>> START SOURCE RECORDS

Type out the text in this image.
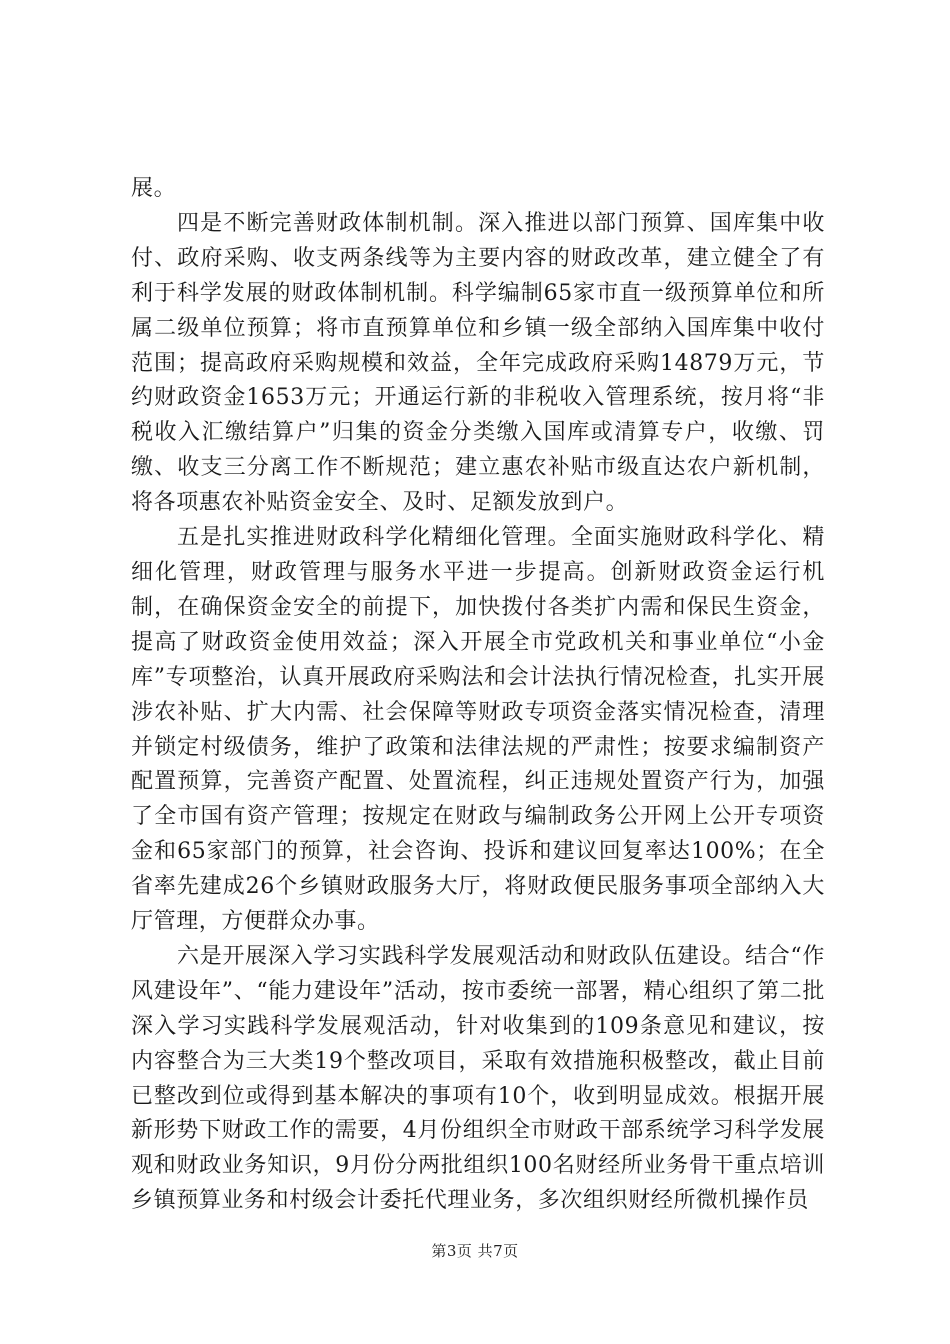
展。

四是不断完善财政体制机制。深入推进以部门预算、国库集中收付、政府采购、收支两条线等为主要内容的财政改革，建立健全了有利于科学发展的财政体制机制。科学编制65家市直一级预算单位和所属二级单位预算；将市直预算单位和乡镇一级全部纳入国库集中收付范围；提高政府采购规模和效益，全年完成政府采购14879万元，节约财政资金1653万元；开通运行新的非税收入管理系统，按月将“非税收入汇缴结算户”归集的资金分类缴入国库或清算专户，收缴、罚缴、收支三分离工作不断规范；建立惠农补贴市级直达农户新机制，将各项惠农补贴资金安全、及时、足额发放到户。

五是扎实推进财政科学化精细化管理。全面实施财政科学化、精细化管理，财政管理与服务水平进一步提高。创新财政资金运行机制，在确保资金安全的前提下，加快拨付各类扩内需和保民生资金，提高了财政资金使用效益；深入开展全市党政机关和事业单位“小金库”专项整治，认真开展政府采购法和会计法执行情况检查，扎实开展涉农补贴、扩大内需、社会保障等财政专项资金落实情况检查，清理并锁定村级债务，维护了政策和法律法规的严肃性；按要求编制资产配置预算，完善资产配置、处置流程，纠正违规处置资产行为，加强了全市国有资产管理；按规定在财政与编制政务公开网上公开专项资金和65家部门的预算，社会咨询、投诉和建议回复率达100%；在全省率先建成26个乡镇财政服务大厅，将财政便民服务事项全部纳入大厅管理，方便群众办事。

六是开展深入学习实践科学发展观活动和财政队伍建设。结合“作风建设年”、“能力建设年”活动，按市委统一部署，精心组织了第二批深入学习实践科学发展观活动，针对收集到的109条意见和建议，按内容整合为三大类19个整改项目，采取有效措施积极整改，截止目前已整改到位或得到基本解决的事项有10个，收到明显成效。根据开展新形势下财政工作的需要，4月份组织全市财政干部系统学习科学发展观和财政业务知识，9月份分两批组织100名财经所业务骨干重点培训乡镇预算业务和村级会计委托代理业务，多次组织财经所微机操作员

第3页 共7页
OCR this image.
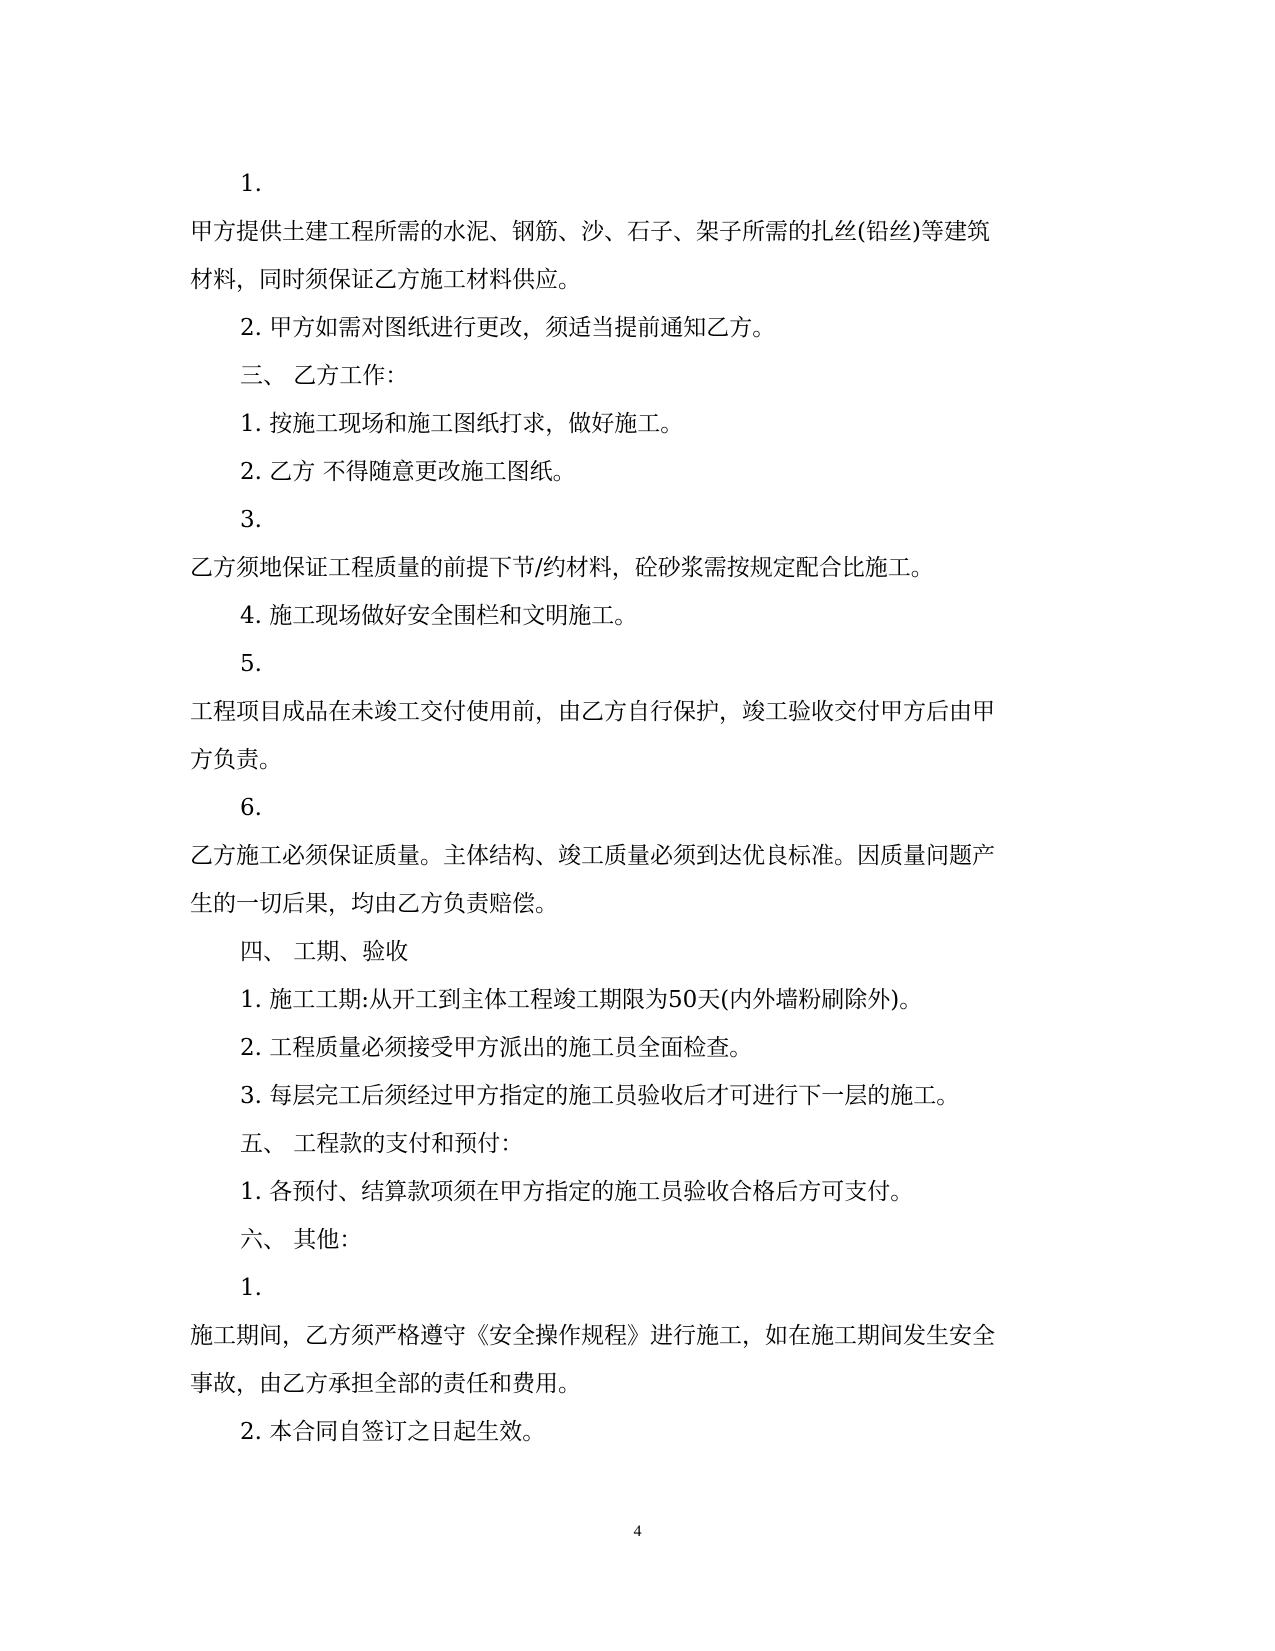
1.
甲方提供土建工程所需的水泥、钢筋、沙、石子、架子所需的扎丝(铅丝)等建筑
材料，同时须保证乙方施工材料供应。
2. 甲方如需对图纸进行更改，须适当提前通知乙方。
三、 乙方工作：
1. 按施工现场和施工图纸打求，做好施工。
2. 乙方 不得随意更改施工图纸。
3.
乙方须地保证工程质量的前提下节/约材料，砼砂浆需按规定配合比施工。
4. 施工现场做好安全围栏和文明施工。
5.
工程项目成品在未竣工交付使用前，由乙方自行保护，竣工验收交付甲方后由甲
方负责。
6.
乙方施工必须保证质量。主体结构、竣工质量必须到达优良标准。因质量问题产
生的一切后果，均由乙方负责赔偿。
四、 工期、验收
1. 施工工期:从开工到主体工程竣工期限为50天(内外墙粉刷除外)。
2. 工程质量必须接受甲方派出的施工员全面检查。
3. 每层完工后须经过甲方指定的施工员验收后才可进行下一层的施工。
五、 工程款的支付和预付：
1. 各预付、结算款项须在甲方指定的施工员验收合格后方可支付。
六、 其他：
1.
施工期间，乙方须严格遵守《安全操作规程》进行施工，如在施工期间发生安全
事故，由乙方承担全部的责任和费用。
2. 本合同自签订之日起生效。
4
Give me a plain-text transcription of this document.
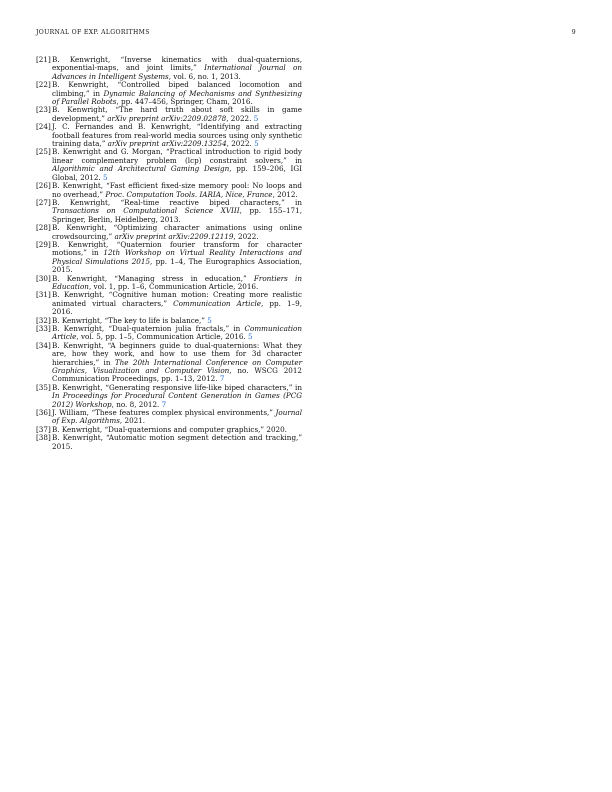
JOURNAL OF EXP. ALGORITHMS	9
[21] B. Kenwright, “Inverse kinematics with dual-quaternions, exponential-maps, and joint limits,” International Journal on Advances in Intelligent Systems, vol. 6, no. 1, 2013.
[22] B. Kenwright, “Controlled biped balanced locomotion and climbing,” in Dynamic Balancing of Mechanisms and Synthesizing of Parallel Robots, pp. 447–456, Springer, Cham, 2016.
[23] B. Kenwright, “The hard truth about soft skills in game development,” arXiv preprint arXiv:2209.02878, 2022. 5
[24] J. C. Fernandes and B. Kenwright, “Identifying and extracting football features from real-world media sources using only synthetic training data,” arXiv preprint arXiv:2209.13254, 2022. 5
[25] B. Kenwright and G. Morgan, “Practical introduction to rigid body linear complementary problem (lcp) constraint solvers,” in Algorithmic and Architectural Gaming Design, pp. 159–206, IGI Global, 2012. 5
[26] B. Kenwright, “Fast efficient fixed-size memory pool: No loops and no overhead,” Proc. Computation Tools. IARIA, Nice, France, 2012.
[27] B. Kenwright, “Real-time reactive biped characters,” in Transactions on Computational Science XVIII, pp. 155–171, Springer, Berlin, Heidelberg, 2013.
[28] B. Kenwright, “Optimizing character animations using online crowdsourcing,” arXiv preprint arXiv:2209.12119, 2022.
[29] B. Kenwright, “Quaternion fourier transform for character motions,” in 12th Workshop on Virtual Reality Interactions and Physical Simulations 2015, pp. 1–4, The Eurographics Association, 2015.
[30] B. Kenwright, “Managing stress in education,” Frontiers in Education, vol. 1, pp. 1–6, Communication Article, 2016.
[31] B. Kenwright, “Cognitive human motion: Creating more realistic animated virtual characters,” Communication Article, pp. 1–9, 2016.
[32] B. Kenwright, “The key to life is balance,” 5
[33] B. Kenwright, “Dual-quaternion julia fractals,” in Communication Article, vol. 5, pp. 1–5, Communication Article, 2016. 5
[34] B. Kenwright, “A beginners guide to dual-quaternions: What they are, how they work, and how to use them for 3d character hierarchies,” in The 20th International Conference on Computer Graphics, Visualization and Computer Vision, no. WSCG 2012 Communication Proceedings, pp. 1–13, 2012. 7
[35] B. Kenwright, “Generating responsive life-like biped characters,” in In Proceedings for Procedural Content Generation in Games (PCG 2012) Workshop, no. 8, 2012. 7
[36] J. William, “These features complex physical environments,” Journal of Exp. Algorithms, 2021.
[37] B. Kenwright, “Dual-quaternions and computer graphics,” 2020.
[38] B. Kenwright, “Automatic motion segment detection and tracking,” 2015.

>> END SOURCE RECORDS

WHAT YOU WILL DO
Report every line in the data above in which the word "this" appears.

EXERCISE ANSWER
Type out the text in this image.
OCR this image.
Give me a plain-text transcription of this document.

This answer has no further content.